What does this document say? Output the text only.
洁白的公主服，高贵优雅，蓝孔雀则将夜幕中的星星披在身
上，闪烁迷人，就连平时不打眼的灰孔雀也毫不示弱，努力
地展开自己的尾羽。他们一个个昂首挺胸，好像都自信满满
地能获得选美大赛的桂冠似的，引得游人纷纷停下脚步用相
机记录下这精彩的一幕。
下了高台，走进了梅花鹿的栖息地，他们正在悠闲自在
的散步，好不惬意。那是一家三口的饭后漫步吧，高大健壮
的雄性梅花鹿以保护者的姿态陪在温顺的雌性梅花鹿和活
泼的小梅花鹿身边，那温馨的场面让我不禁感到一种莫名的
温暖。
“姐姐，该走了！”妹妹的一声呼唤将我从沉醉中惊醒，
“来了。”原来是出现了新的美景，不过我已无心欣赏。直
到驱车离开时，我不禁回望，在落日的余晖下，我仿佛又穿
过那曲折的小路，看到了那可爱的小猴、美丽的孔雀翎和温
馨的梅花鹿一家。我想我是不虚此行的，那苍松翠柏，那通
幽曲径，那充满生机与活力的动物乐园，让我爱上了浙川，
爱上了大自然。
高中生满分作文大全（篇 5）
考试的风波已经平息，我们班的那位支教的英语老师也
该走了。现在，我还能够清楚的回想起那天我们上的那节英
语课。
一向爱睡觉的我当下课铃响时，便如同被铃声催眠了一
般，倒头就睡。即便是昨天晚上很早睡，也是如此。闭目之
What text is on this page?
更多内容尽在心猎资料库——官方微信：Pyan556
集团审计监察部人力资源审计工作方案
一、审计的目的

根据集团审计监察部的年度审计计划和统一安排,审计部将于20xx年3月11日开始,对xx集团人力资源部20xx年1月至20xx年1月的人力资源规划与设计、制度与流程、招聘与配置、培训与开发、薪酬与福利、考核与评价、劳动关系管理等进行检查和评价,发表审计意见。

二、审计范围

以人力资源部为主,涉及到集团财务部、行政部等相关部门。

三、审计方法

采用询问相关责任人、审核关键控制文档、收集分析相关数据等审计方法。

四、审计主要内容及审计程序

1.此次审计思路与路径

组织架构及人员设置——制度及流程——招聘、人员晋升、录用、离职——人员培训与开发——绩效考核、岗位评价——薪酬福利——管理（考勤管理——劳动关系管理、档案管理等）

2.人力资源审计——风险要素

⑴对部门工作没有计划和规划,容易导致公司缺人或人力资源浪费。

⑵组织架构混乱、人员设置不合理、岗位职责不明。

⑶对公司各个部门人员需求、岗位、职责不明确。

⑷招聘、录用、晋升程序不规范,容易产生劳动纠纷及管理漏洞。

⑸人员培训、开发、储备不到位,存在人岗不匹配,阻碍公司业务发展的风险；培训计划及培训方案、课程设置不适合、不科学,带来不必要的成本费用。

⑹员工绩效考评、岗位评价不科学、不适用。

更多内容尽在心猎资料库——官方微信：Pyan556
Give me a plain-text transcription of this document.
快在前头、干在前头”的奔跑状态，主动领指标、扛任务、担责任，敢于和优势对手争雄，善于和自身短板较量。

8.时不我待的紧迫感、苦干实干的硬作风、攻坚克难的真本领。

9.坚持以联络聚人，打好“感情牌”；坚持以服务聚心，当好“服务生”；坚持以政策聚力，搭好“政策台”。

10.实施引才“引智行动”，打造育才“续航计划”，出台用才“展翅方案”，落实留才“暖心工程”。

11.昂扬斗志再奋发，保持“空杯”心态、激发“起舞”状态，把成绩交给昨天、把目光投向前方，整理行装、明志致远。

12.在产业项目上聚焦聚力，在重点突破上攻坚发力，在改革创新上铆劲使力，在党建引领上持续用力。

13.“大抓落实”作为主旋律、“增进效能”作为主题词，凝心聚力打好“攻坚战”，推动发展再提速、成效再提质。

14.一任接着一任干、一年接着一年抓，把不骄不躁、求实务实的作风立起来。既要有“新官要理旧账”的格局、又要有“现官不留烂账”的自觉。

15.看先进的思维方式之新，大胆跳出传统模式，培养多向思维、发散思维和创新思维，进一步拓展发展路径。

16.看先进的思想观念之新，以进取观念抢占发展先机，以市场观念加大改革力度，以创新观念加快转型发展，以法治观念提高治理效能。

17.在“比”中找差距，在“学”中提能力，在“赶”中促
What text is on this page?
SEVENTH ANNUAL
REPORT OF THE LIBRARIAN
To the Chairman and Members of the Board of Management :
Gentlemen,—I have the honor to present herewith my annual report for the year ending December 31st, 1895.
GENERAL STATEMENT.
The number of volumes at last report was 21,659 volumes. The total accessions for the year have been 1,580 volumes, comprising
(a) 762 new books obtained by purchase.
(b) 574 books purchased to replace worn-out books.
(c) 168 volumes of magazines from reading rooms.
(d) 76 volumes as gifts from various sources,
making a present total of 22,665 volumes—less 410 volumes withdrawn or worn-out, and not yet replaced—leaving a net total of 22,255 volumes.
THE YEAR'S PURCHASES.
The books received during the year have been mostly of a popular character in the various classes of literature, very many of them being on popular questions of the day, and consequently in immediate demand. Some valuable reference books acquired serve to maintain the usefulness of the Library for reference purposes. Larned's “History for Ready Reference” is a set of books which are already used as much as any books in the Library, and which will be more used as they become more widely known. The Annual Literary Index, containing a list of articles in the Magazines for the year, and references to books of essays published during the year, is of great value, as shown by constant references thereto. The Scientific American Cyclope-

WHAT NEEDS TO BE DONE:
Print all the data exactly.

RESULT FOR THIS TASK:
What does this document say? Output the text only.
洁白的公主服，高贵优雅，蓝孔雀则将夜幕中的星星披在身
上，闪烁迷人，就连平时不打眼的灰孔雀也毫不示弱，努力
地展开自己的尾羽。他们一个个昂首挺胸，好像都自信满满
地能获得选美大赛的桂冠似的，引得游人纷纷停下脚步用相
机记录下这精彩的一幕。
下了高台，走进了梅花鹿的栖息地，他们正在悠闲自在
的散步，好不惬意。那是一家三口的饭后漫步吧，高大健壮
的雄性梅花鹿以保护者的姿态陪在温顺的雌性梅花鹿和活
泼的小梅花鹿身边，那温馨的场面让我不禁感到一种莫名的
温暖。
“姐姐，该走了！”妹妹的一声呼唤将我从沉醉中惊醒，
“来了。”原来是出现了新的美景，不过我已无心欣赏。直
到驱车离开时，我不禁回望，在落日的余晖下，我仿佛又穿
过那曲折的小路，看到了那可爱的小猴、美丽的孔雀翎和温
馨的梅花鹿一家。我想我是不虚此行的，那苍松翠柏，那通
幽曲径，那充满生机与活力的动物乐园，让我爱上了浙川，
爱上了大自然。
高中生满分作文大全（篇 5）
考试的风波已经平息，我们班的那位支教的英语老师也
该走了。现在，我还能够清楚的回想起那天我们上的那节英
语课。
一向爱睡觉的我当下课铃响时，便如同被铃声催眠了一
般，倒头就睡。即便是昨天晚上很早睡，也是如此。闭目之
What text is on this page?
更多内容尽在心猎资料库——官方微信：Pyan556
集团审计监察部人力资源审计工作方案
一、审计的目的

根据集团审计监察部的年度审计计划和统一安排,审计部将于20xx年3月11日开始,对xx集团人力资源部20xx年1月至20xx年1月的人力资源规划与设计、制度与流程、招聘与配置、培训与开发、薪酬与福利、考核与评价、劳动关系管理等进行检查和评价,发表审计意见。

二、审计范围

以人力资源部为主,涉及到集团财务部、行政部等相关部门。

三、审计方法

采用询问相关责任人、审核关键控制文档、收集分析相关数据等审计方法。

四、审计主要内容及审计程序

1.此次审计思路与路径

组织架构及人员设置——制度及流程——招聘、人员晋升、录用、离职——人员培训与开发——绩效考核、岗位评价——薪酬福利——管理（考勤管理——劳动关系管理、档案管理等）

2.人力资源审计——风险要素

⑴对部门工作没有计划和规划,容易导致公司缺人或人力资源浪费。

⑵组织架构混乱、人员设置不合理、岗位职责不明。

⑶对公司各个部门人员需求、岗位、职责不明确。

⑷招聘、录用、晋升程序不规范,容易产生劳动纠纷及管理漏洞。

⑸人员培训、开发、储备不到位,存在人岗不匹配,阻碍公司业务发展的风险；培训计划及培训方案、课程设置不适合、不科学,带来不必要的成本费用。

⑹员工绩效考评、岗位评价不科学、不适用。

更多内容尽在心猎资料库——官方微信：Pyan556
Give me a plain-text transcription of this document.
快在前头、干在前头”的奔跑状态，主动领指标、扛任务、担责任，敢于和优势对手争雄，善于和自身短板较量。

8.时不我待的紧迫感、苦干实干的硬作风、攻坚克难的真本领。

9.坚持以联络聚人，打好“感情牌”；坚持以服务聚心，当好“服务生”；坚持以政策聚力，搭好“政策台”。

10.实施引才“引智行动”，打造育才“续航计划”，出台用才“展翅方案”，落实留才“暖心工程”。

11.昂扬斗志再奋发，保持“空杯”心态、激发“起舞”状态，把成绩交给昨天、把目光投向前方，整理行装、明志致远。

12.在产业项目上聚焦聚力，在重点突破上攻坚发力，在改革创新上铆劲使力，在党建引领上持续用力。

13.“大抓落实”作为主旋律、“增进效能”作为主题词，凝心聚力打好“攻坚战”，推动发展再提速、成效再提质。

14.一任接着一任干、一年接着一年抓，把不骄不躁、求实务实的作风立起来。既要有“新官要理旧账”的格局、又要有“现官不留烂账”的自觉。

15.看先进的思维方式之新，大胆跳出传统模式，培养多向思维、发散思维和创新思维，进一步拓展发展路径。

16.看先进的思想观念之新，以进取观念抢占发展先机，以市场观念加大改革力度，以创新观念加快转型发展，以法治观念提高治理效能。

17.在“比”中找差距，在“学”中提能力，在“赶”中促
What text is on this page?
SEVENTH ANNUAL
REPORT OF THE LIBRARIAN
To the Chairman and Members of the Board of Management :
Gentlemen,—I have the honor to present herewith my annual report for the year ending December 31st, 1895.
GENERAL STATEMENT.
The number of volumes at last report was 21,659 volumes. The total accessions for the year have been 1,580 volumes, comprising
(a) 762 new books obtained by purchase.
(b) 574 books purchased to replace worn-out books.
(c) 168 volumes of magazines from reading rooms.
(d) 76 volumes as gifts from various sources,
making a present total of 22,665 volumes—less 410 volumes withdrawn or worn-out, and not yet replaced—leaving a net total of 22,255 volumes.
THE YEAR'S PURCHASES.
The books received during the year have been mostly of a popular character in the various classes of literature, very many of them being on popular questions of the day, and consequently in immediate demand. Some valuable reference books acquired serve to maintain the usefulness of the Library for reference purposes. Larned's “History for Ready Reference” is a set of books which are already used as much as any books in the Library, and which will be more used as they become more widely known. The Annual Literary Index, containing a list of articles in the Magazines for the year, and references to books of essays published during the year, is of great value, as shown by constant references thereto. The Scientific American Cyclope-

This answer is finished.